## Task prompt
Pick out each line below containing "title".

## Dataset records

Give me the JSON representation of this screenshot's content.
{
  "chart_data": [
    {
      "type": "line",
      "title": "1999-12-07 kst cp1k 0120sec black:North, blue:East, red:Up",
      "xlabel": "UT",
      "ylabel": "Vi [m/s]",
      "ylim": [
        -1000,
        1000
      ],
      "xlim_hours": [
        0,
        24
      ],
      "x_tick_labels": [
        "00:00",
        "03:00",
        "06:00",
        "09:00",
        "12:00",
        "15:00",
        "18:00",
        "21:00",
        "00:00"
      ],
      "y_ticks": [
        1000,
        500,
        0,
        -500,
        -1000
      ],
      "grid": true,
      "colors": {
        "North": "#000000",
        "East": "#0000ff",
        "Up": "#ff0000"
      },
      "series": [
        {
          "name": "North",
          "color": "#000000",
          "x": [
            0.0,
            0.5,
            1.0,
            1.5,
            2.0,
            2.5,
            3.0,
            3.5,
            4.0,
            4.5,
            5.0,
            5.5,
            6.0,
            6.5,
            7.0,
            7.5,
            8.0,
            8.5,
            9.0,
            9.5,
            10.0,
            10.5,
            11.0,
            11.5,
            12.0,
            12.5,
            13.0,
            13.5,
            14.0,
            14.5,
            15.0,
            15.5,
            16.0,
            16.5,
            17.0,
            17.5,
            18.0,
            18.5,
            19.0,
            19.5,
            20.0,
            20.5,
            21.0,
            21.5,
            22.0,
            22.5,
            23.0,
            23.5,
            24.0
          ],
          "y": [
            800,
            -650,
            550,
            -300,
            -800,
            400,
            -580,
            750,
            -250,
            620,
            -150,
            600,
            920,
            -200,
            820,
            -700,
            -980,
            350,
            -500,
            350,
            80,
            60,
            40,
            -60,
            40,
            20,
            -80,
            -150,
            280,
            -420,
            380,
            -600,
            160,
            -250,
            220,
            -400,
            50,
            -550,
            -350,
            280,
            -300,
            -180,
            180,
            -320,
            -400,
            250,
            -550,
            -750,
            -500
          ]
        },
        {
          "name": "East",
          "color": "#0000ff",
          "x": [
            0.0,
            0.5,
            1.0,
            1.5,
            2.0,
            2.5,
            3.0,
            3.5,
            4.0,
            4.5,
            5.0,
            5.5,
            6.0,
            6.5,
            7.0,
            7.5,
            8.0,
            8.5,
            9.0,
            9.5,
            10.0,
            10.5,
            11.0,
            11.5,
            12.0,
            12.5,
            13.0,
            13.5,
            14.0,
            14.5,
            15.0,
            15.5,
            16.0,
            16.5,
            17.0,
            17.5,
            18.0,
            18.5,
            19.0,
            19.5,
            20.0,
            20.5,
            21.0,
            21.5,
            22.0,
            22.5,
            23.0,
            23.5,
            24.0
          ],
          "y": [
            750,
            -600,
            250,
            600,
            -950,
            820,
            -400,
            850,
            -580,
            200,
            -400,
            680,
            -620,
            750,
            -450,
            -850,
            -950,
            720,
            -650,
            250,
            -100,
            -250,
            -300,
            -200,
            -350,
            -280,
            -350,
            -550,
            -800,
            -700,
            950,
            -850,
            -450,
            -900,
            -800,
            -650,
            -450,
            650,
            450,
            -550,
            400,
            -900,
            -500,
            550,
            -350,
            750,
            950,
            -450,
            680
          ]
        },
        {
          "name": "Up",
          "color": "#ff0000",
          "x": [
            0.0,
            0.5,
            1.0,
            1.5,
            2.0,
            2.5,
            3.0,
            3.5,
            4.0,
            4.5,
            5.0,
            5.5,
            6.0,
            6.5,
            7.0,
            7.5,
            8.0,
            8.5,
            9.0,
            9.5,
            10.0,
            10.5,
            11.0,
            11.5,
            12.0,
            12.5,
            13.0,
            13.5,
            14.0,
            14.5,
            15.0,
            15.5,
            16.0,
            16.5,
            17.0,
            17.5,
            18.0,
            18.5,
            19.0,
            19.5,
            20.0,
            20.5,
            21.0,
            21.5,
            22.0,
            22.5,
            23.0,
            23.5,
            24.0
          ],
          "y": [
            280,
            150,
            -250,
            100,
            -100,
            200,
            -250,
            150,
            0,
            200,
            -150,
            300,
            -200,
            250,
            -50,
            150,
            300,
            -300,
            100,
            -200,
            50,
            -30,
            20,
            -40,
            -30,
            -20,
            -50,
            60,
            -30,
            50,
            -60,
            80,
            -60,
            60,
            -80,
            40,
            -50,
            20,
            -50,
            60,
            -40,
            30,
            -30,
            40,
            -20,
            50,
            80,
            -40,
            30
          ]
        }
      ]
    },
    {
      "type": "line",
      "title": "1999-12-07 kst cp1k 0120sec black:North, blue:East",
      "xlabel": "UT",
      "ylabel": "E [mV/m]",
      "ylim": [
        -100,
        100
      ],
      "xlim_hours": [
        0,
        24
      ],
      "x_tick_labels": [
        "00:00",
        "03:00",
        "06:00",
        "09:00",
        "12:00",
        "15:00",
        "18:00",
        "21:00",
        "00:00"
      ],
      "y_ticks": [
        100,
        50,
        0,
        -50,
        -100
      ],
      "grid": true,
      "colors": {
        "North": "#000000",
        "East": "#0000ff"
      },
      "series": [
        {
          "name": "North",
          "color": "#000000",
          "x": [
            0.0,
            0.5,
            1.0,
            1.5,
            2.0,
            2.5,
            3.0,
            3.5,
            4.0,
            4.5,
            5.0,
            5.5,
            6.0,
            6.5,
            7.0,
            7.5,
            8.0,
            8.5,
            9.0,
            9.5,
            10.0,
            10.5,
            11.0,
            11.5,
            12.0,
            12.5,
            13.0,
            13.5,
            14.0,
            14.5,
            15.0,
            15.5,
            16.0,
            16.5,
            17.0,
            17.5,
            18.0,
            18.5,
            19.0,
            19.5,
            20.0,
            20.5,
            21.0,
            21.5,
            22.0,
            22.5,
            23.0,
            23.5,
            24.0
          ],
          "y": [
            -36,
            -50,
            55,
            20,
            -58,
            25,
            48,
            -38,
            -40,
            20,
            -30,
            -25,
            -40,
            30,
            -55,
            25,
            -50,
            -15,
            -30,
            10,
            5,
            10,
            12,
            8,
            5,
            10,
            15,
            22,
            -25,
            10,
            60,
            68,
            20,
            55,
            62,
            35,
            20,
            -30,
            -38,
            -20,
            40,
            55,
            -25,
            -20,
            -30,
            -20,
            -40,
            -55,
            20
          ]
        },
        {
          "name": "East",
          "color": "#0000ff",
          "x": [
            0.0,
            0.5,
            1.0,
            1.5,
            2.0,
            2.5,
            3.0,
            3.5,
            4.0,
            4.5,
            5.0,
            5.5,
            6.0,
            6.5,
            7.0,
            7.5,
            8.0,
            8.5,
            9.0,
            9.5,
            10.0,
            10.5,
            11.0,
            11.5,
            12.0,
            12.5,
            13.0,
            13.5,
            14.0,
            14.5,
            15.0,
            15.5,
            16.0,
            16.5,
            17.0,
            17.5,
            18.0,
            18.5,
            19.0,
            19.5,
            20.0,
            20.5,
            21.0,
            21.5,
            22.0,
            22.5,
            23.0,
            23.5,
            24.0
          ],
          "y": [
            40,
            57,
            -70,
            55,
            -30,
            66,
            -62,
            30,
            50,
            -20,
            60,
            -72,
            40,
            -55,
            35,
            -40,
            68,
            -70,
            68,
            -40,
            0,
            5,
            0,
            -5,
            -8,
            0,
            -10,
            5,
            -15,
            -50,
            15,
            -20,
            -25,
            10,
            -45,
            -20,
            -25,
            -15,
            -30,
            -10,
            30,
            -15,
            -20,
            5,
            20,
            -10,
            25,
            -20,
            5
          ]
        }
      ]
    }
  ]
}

## Task result
      "title": "1999-12-07 kst cp1k 0120sec black:North, blue:East, red:Up",
      "title": "1999-12-07 kst cp1k 0120sec black:North, blue:East",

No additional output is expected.